§ **Exercise aim**
All of the material should be reproduced exactly, with pictures left out.

§ **Records supplied**

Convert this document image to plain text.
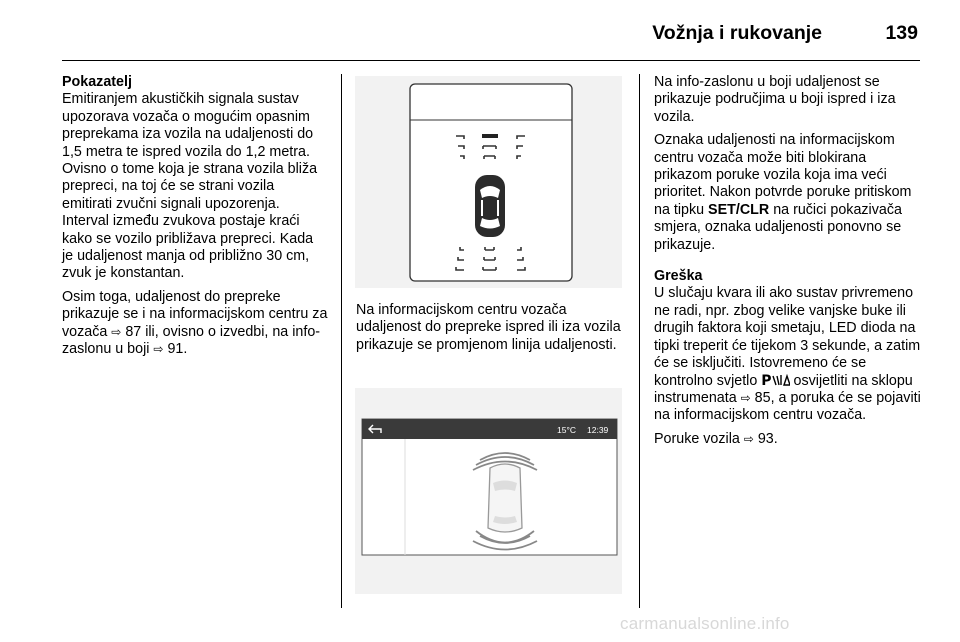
Vožnja i rukovanje	139
Pokazatelj

Emitiranjem akustičkih signala sustav upozorava vozača o mogućim opasnim preprekama iza vozila na udaljenosti do 1,5 metra te ispred vozila do 1,2 metra. Ovisno o tome koja je strana vozila bliža prepreci, na toj će se strani vozila emitirati zvučni signali upozorenja. Interval između zvukova postaje kraći kako se vozilo približava prepreci. Kada je udaljenost manja od približno 30 cm, zvuk je konstantan.

Osim toga, udaljenost do prepreke prikazuje se i na informacijskom centru za vozača ⇨ 87 ili, ovisno o izvedbi, na info-zaslonu u boji ⇨ 91.

Na informacijskom centru vozača udaljenost do prepreke ispred ili iza vozila prikazuje se promjenom linija udaljenosti.

15°C 12:39

Na info-zaslonu u boji udaljenost se prikazuje područjima u boji ispred i iza vozila.

Oznaka udaljenosti na informacijskom centru vozača može biti blokirana prikazom poruke vozila koja ima veći prioritet. Nakon potvrde poruke pritiskom na tipku SET/CLR na ručici pokazivača smjera, oznaka udaljenosti ponovno se prikazuje.

Greška

U slučaju kvara ili ako sustav privremeno ne radi, npr. zbog velike vanjske buke ili drugih faktora koji smetaju, LED dioda na tipki treperit će tijekom 3 sekunde, a zatim će se isključiti. Istovremeno će se kontrolno svjetlo P osvijetliti na sklopu instrumenata ⇨ 85, a poruka će se pojaviti na informacijskom centru vozača.

Poruke vozila ⇨ 93.

carmanualsonline.info
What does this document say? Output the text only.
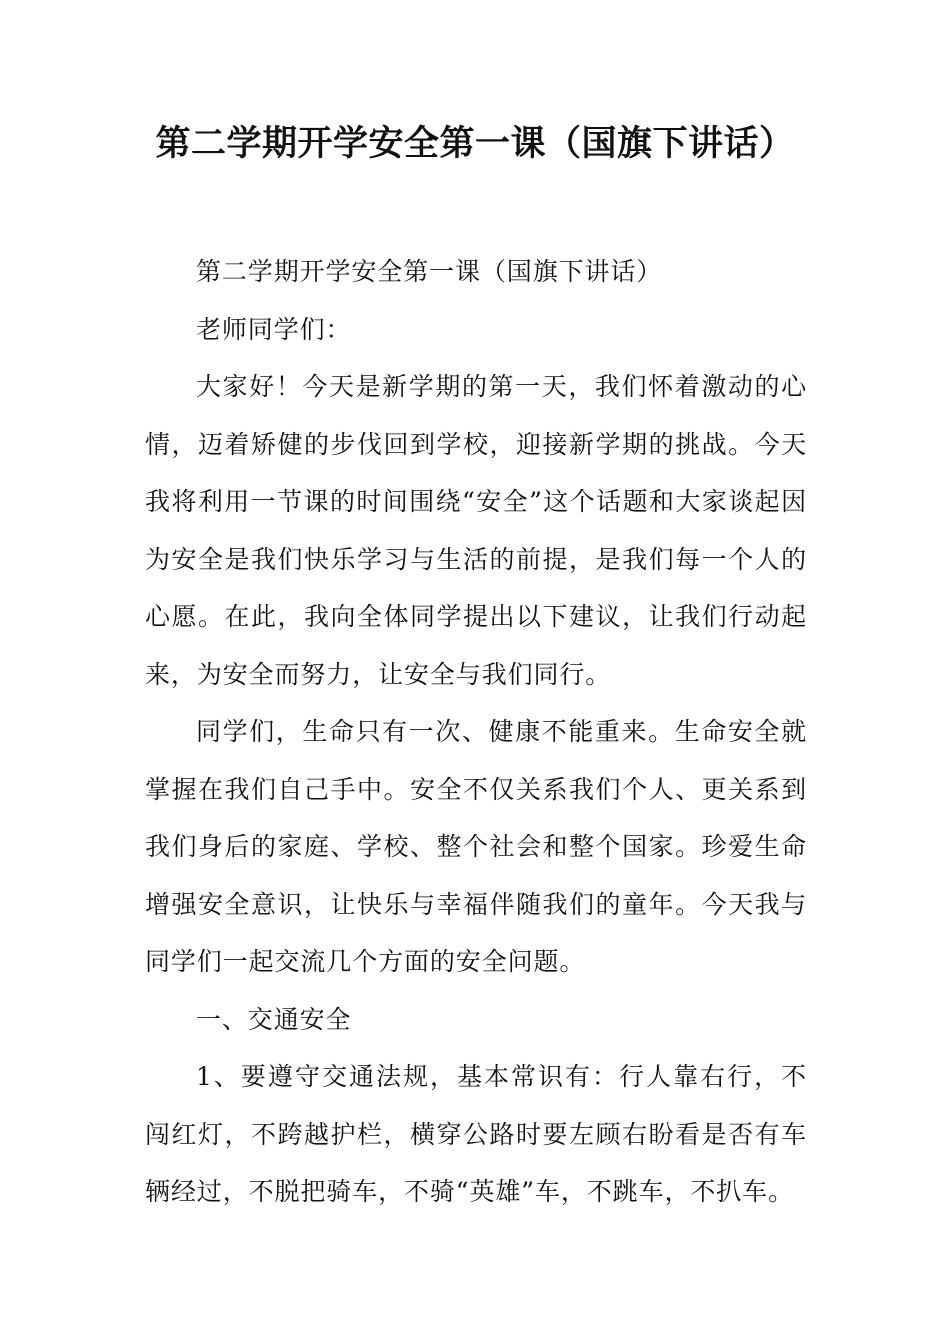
第二学期开学安全第一课（国旗下讲话）

第二学期开学安全第一课（国旗下讲话）

老师同学们：

大家好！今天是新学期的第一天，我们怀着激动的心情，迈着矫健的步伐回到学校，迎接新学期的挑战。今天我将利用一节课的时间围绕“安全”这个话题和大家谈起因为安全是我们快乐学习与生活的前提，是我们每一个人的心愿。在此，我向全体同学提出以下建议，让我们行动起来，为安全而努力，让安全与我们同行。

同学们，生命只有一次、健康不能重来。生命安全就掌握在我们自己手中。安全不仅关系我们个人、更关系到我们身后的家庭、学校、整个社会和整个国家。珍爱生命增强安全意识，让快乐与幸福伴随我们的童年。今天我与同学们一起交流几个方面的安全问题。

一、交通安全

1、要遵守交通法规，基本常识有：行人靠右行，不闯红灯，不跨越护栏，横穿公路时要左顾右盼看是否有车辆经过，不脱把骑车，不骑“英雄”车，不跳车，不扒车。
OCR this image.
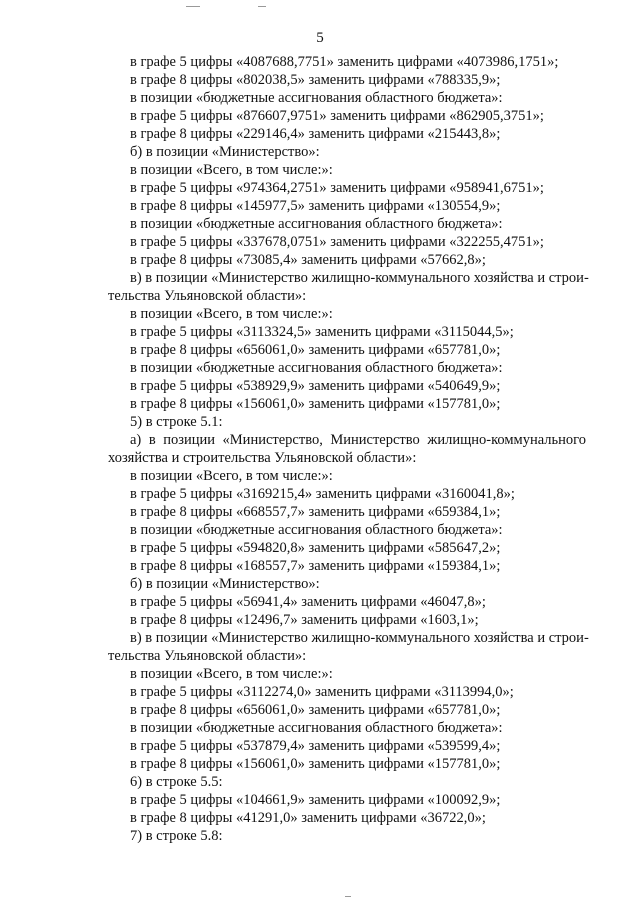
5
в графе 5 цифры «4087688,7751» заменить цифрами «4073986,1751»;
в графе 8 цифры «802038,5» заменить цифрами «788335,9»;
в позиции «бюджетные ассигнования областного бюджета»:
в графе 5 цифры «876607,9751» заменить цифрами «862905,3751»;
в графе 8 цифры «229146,4» заменить цифрами «215443,8»;
б) в позиции «Министерство»:
в позиции «Всего, в том числе:»:
в графе 5 цифры «974364,2751» заменить цифрами «958941,6751»;
в графе 8 цифры «145977,5» заменить цифрами «130554,9»;
в позиции «бюджетные ассигнования областного бюджета»:
в графе 5 цифры «337678,0751» заменить цифрами «322255,4751»;
в графе 8 цифры «73085,4» заменить цифрами «57662,8»;
в) в позиции «Министерство жилищно-коммунального хозяйства и строи-
тельства Ульяновской области»:
в позиции «Всего, в том числе:»:
в графе 5 цифры «3113324,5» заменить цифрами «3115044,5»;
в графе 8 цифры «656061,0» заменить цифрами «657781,0»;
в позиции «бюджетные ассигнования областного бюджета»:
в графе 5 цифры «538929,9» заменить цифрами «540649,9»;
в графе 8 цифры «156061,0» заменить цифрами «157781,0»;
5) в строке 5.1:
а) в позиции «Министерство, Министерство жилищно-коммунального
хозяйства и строительства Ульяновской области»:
в позиции «Всего, в том числе:»:
в графе 5 цифры «3169215,4» заменить цифрами «3160041,8»;
в графе 8 цифры «668557,7» заменить цифрами «659384,1»;
в позиции «бюджетные ассигнования областного бюджета»:
в графе 5 цифры «594820,8» заменить цифрами «585647,2»;
в графе 8 цифры «168557,7» заменить цифрами «159384,1»;
б) в позиции «Министерство»:
в графе 5 цифры «56941,4» заменить цифрами «46047,8»;
в графе 8 цифры «12496,7» заменить цифрами «1603,1»;
в) в позиции «Министерство жилищно-коммунального хозяйства и строи-
тельства Ульяновской области»:
в позиции «Всего, в том числе:»:
в графе 5 цифры «3112274,0» заменить цифрами «3113994,0»;
в графе 8 цифры «656061,0» заменить цифрами «657781,0»;
в позиции «бюджетные ассигнования областного бюджета»:
в графе 5 цифры «537879,4» заменить цифрами «539599,4»;
в графе 8 цифры «156061,0» заменить цифрами «157781,0»;
6) в строке 5.5:
в графе 5 цифры «104661,9» заменить цифрами «100092,9»;
в графе 8 цифры «41291,0» заменить цифрами «36722,0»;
7) в строке 5.8:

§ **Worked answer**
Convert this document image to plain text.
Vožnja i rukovanje	139
Pokazatelj

Emitiranjem akustičkih signala sustav upozorava vozača o mogućim opasnim preprekama iza vozila na udaljenosti do 1,5 metra te ispred vozila do 1,2 metra. Ovisno o tome koja je strana vozila bliža prepreci, na toj će se strani vozila emitirati zvučni signali upozorenja. Interval između zvukova postaje kraći kako se vozilo približava prepreci. Kada je udaljenost manja od približno 30 cm, zvuk je konstantan.

Osim toga, udaljenost do prepreke prikazuje se i na informacijskom centru za vozača ⇨ 87 ili, ovisno o izvedbi, na info-zaslonu u boji ⇨ 91.

Na informacijskom centru vozača udaljenost do prepreke ispred ili iza vozila prikazuje se promjenom linija udaljenosti.

15°C 12:39

Na info-zaslonu u boji udaljenost se prikazuje područjima u boji ispred i iza vozila.

Oznaka udaljenosti na informacijskom centru vozača može biti blokirana prikazom poruke vozila koja ima veći prioritet. Nakon potvrde poruke pritiskom na tipku SET/CLR na ručici pokazivača smjera, oznaka udaljenosti ponovno se prikazuje.

Greška

U slučaju kvara ili ako sustav privremeno ne radi, npr. zbog velike vanjske buke ili drugih faktora koji smetaju, LED dioda na tipki treperit će tijekom 3 sekunde, a zatim će se isključiti. Istovremeno će se kontrolno svjetlo P osvijetliti na sklopu instrumenata ⇨ 85, a poruka će se pojaviti na informacijskom centru vozača.

Poruke vozila ⇨ 93.

carmanualsonline.info
What does this document say? Output the text only.
第二学期开学安全第一课（国旗下讲话）

第二学期开学安全第一课（国旗下讲话）

老师同学们：

大家好！今天是新学期的第一天，我们怀着激动的心情，迈着矫健的步伐回到学校，迎接新学期的挑战。今天我将利用一节课的时间围绕“安全”这个话题和大家谈起因为安全是我们快乐学习与生活的前提，是我们每一个人的心愿。在此，我向全体同学提出以下建议，让我们行动起来，为安全而努力，让安全与我们同行。

同学们，生命只有一次、健康不能重来。生命安全就掌握在我们自己手中。安全不仅关系我们个人、更关系到我们身后的家庭、学校、整个社会和整个国家。珍爱生命增强安全意识，让快乐与幸福伴随我们的童年。今天我与同学们一起交流几个方面的安全问题。

一、交通安全

1、要遵守交通法规，基本常识有：行人靠右行，不闯红灯，不跨越护栏，横穿公路时要左顾右盼看是否有车辆经过，不脱把骑车，不骑“英雄”车，不跳车，不扒车。
OCR this image.
5
в графе 5 цифры «4087688,7751» заменить цифрами «4073986,1751»;
в графе 8 цифры «802038,5» заменить цифрами «788335,9»;
в позиции «бюджетные ассигнования областного бюджета»:
в графе 5 цифры «876607,9751» заменить цифрами «862905,3751»;
в графе 8 цифры «229146,4» заменить цифрами «215443,8»;
б) в позиции «Министерство»:
в позиции «Всего, в том числе:»:
в графе 5 цифры «974364,2751» заменить цифрами «958941,6751»;
в графе 8 цифры «145977,5» заменить цифрами «130554,9»;
в позиции «бюджетные ассигнования областного бюджета»:
в графе 5 цифры «337678,0751» заменить цифрами «322255,4751»;
в графе 8 цифры «73085,4» заменить цифрами «57662,8»;
в) в позиции «Министерство жилищно-коммунального хозяйства и строи-
тельства Ульяновской области»:
в позиции «Всего, в том числе:»:
в графе 5 цифры «3113324,5» заменить цифрами «3115044,5»;
в графе 8 цифры «656061,0» заменить цифрами «657781,0»;
в позиции «бюджетные ассигнования областного бюджета»:
в графе 5 цифры «538929,9» заменить цифрами «540649,9»;
в графе 8 цифры «156061,0» заменить цифрами «157781,0»;
5) в строке 5.1:
а) в позиции «Министерство, Министерство жилищно-коммунального
хозяйства и строительства Ульяновской области»:
в позиции «Всего, в том числе:»:
в графе 5 цифры «3169215,4» заменить цифрами «3160041,8»;
в графе 8 цифры «668557,7» заменить цифрами «659384,1»;
в позиции «бюджетные ассигнования областного бюджета»:
в графе 5 цифры «594820,8» заменить цифрами «585647,2»;
в графе 8 цифры «168557,7» заменить цифрами «159384,1»;
б) в позиции «Министерство»:
в графе 5 цифры «56941,4» заменить цифрами «46047,8»;
в графе 8 цифры «12496,7» заменить цифрами «1603,1»;
в) в позиции «Министерство жилищно-коммунального хозяйства и строи-
тельства Ульяновской области»:
в позиции «Всего, в том числе:»:
в графе 5 цифры «3112274,0» заменить цифрами «3113994,0»;
в графе 8 цифры «656061,0» заменить цифрами «657781,0»;
в позиции «бюджетные ассигнования областного бюджета»:
в графе 5 цифры «537879,4» заменить цифрами «539599,4»;
в графе 8 цифры «156061,0» заменить цифрами «157781,0»;
6) в строке 5.5:
в графе 5 цифры «104661,9» заменить цифрами «100092,9»;
в графе 8 цифры «41291,0» заменить цифрами «36722,0»;
7) в строке 5.8:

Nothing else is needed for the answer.